**Things to do:**
A – Using the text about the ILEAD course, answer these:
(i) How many students have signed up?
(ii) How much does it cost to attend the course?
(iii) What does the acronym ILEAD stand for?
B – In the text about the ILEAD course, rewrite the paragraph beginning "First, the cost to attend my course" as a short list, keeping its main facts.

**Text provided:**
---
1. No Learning Management System

2. No PowerPoint

3. No Videos

4. No Mobile Apps

5. No Flipped Classroom

Here are some technologies that we will use:

  • A Table: We have only six students signed up. That is great. We will sit around a seminar table and talk to each other. Face to face.   
  • A Book: The assigned book is William Bowen's Higher Education in the Digital Age (you can see where I got the course title). We will see who buys the hardcover and who buys the Kindle. (I have the hardcover).
  • Some Articles: Every article that we will read can be found (for free) on the Web. If the article required a subscription or is behind password then it is not on my syllabus.

Before you start wondering if: a) I need turn in my edtechie badge, or b) if my institution has decided to walk away from learning technology, or c) that I'm crazy, not telling the truth, or both - there are few things that you should know about my course.

First, the cost to attend my course is $55.That buys you six class sessions, every Monday from 4:30 pm to 6:30 pm. One reason why enrolled students pay so little in tuition is that I will be making zero dollars for teaching.   

Second, the course is not a credit bearing course. Or a course even offered as part of my institution's course catalog. Rather, this an ILEAD course. 

The website for ILEAD explains the program thusly:  

ILEAD is a continuing education program based on the campus of Dartmouth College in Hanover, NH. ILEAD (pronounced like Homer's "Iliad") is an acronym of Institute for Lifelong Education at Dartmouth. Our program encourages participants to actively take part in courses of study suggested by the membership.

We offer year-round opportunities to study timely and provocative subjects by participating in courses, attending lectures, interacting at social events, taking part in group journeys, and much more!

This will be my first ILEAD class, and I couldn't be more excited. I've been out of the classroom for too long. For reasons of both timing and opportunity I have not taught a face-to-face, blended, or online course going on four years. I miss teaching. Maybe this will ILEAD course will be my gateway drug back to the classroom. We will see.
---
**Dataset entries:**

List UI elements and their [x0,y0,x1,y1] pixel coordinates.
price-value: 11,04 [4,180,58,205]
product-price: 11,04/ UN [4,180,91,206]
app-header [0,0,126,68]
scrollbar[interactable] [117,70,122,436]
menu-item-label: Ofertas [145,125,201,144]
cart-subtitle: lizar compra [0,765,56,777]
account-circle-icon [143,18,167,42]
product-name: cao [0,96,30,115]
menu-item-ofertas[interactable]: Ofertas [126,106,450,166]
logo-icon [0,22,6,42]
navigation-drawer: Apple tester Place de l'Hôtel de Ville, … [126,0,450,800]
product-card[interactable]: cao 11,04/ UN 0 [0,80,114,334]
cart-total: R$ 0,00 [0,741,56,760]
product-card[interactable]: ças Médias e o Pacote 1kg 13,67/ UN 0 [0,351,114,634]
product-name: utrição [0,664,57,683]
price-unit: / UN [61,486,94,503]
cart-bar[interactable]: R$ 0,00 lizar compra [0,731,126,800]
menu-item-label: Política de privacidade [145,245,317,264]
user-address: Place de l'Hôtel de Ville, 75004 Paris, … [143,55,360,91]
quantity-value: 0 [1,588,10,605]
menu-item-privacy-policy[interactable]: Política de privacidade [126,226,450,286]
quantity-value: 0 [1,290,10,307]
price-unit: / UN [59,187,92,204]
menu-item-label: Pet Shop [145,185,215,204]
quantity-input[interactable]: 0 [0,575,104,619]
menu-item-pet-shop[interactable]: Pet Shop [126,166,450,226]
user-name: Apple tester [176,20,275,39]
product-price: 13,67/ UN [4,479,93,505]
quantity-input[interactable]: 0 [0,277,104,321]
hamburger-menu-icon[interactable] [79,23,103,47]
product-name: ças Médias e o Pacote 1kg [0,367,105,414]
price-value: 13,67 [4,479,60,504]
---
**Solutions per task:**
A –
(i) Six.
(ii) $55.
(iii) Institute for Lifelong Education at Dartmouth.

B –
- Cost to attend: $55
- Covers six class sessions, every Monday from 4:30 pm to 6:30 pm
- One reason tuition is so low: the instructor earns nothing for teaching